#### Excerpt to read:

_ _ _ _ _

Hakgala Botanical Garden is one of the five botanical gardens in Sri Lanka. The other four are Peradeniya Botanical Garden, Henarathgoda Botanical Garden, Mirijjawila Botanical Garden and Seetawaka Botanical Garden. It is the second largest botanical garden in Sri Lanka. The garden is contiguous to Hakgala Strict Nature Reserve.

Location and climate
Hakgala Botanical Garden is situated on the Nuwara Eliya-Badulla main road, 16 km from Nuwara Eliya. The garden has a cool temperate climate because of altitude is 5,400 feet above sea level. The mean annual temperature ranges between 16 °C to 30 °C during the course of a year. From December to February it has a cold climate, while the warm climate persists from April to August.

History
The garden was established in 1861, under George Henry Kendrick Thwaites as an experimental cultivation of Cinchona, a commercial crop thriving at the time. Once after the Tea replaced the Cinchona, it was turned into an experimental Tea cultivation. In 1884 it transformed into a garden. Since then many subtropical and some temperate plants were planted in the gardens.

_ _ _ _ _

#### Entries supplied:
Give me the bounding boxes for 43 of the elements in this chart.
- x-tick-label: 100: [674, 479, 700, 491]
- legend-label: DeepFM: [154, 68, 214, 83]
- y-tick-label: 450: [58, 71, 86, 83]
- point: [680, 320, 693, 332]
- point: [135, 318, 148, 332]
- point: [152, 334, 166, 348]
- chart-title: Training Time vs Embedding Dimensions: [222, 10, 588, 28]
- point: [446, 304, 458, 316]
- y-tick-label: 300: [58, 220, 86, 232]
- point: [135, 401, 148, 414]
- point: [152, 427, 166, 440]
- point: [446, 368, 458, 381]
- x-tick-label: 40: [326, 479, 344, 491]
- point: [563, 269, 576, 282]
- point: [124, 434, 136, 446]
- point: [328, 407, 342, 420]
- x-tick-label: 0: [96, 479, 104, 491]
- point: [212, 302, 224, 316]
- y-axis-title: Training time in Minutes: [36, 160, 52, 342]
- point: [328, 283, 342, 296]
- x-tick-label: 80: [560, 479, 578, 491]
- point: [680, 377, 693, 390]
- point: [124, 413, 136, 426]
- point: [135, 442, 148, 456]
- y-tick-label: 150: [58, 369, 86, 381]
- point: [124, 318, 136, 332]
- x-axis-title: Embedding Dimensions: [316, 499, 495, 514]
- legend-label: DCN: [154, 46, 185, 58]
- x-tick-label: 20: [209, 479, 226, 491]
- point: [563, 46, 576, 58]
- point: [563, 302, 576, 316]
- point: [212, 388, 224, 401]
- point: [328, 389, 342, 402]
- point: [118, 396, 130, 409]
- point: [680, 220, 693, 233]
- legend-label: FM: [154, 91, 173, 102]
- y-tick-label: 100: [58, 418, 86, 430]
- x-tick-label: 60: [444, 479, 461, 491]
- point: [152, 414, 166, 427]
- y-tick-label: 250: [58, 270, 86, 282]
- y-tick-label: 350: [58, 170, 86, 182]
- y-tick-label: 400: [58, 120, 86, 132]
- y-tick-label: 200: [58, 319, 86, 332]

_ _ _ _ _

#### Work to do:
1. From the Hakgala Botanical Garden text, reproduce word for word the passage that begins at the words "Hakgala Botanical Garden is one" and stops after the words "April to August.".
2. In the Hakgala Botanical Garden text, which crop was the garden first established to cultivate experimentally?

#### List of solutions:
1.
Hakgala Botanical Garden is one of the five botanical gardens in Sri Lanka. The other four are Peradeniya Botanical Garden, Henarathgoda Botanical Garden, Mirijjawila Botanical Garden and Seetawaka Botanical Garden. It is the second largest botanical garden in Sri Lanka. The garden is contiguous to Hakgala Strict Nature Reserve.

Location and climate
Hakgala Botanical Garden is situated on the Nuwara Eliya-Badulla main road, 16 km from Nuwara Eliya. The garden has a cool temperate climate because of altitude is 5,400 feet above sea level. The mean annual temperature ranges between 16 °C to 30 °C during the course of a year. From December to February it has a cold climate, while the warm climate persists from April to August.

2. Cinchona.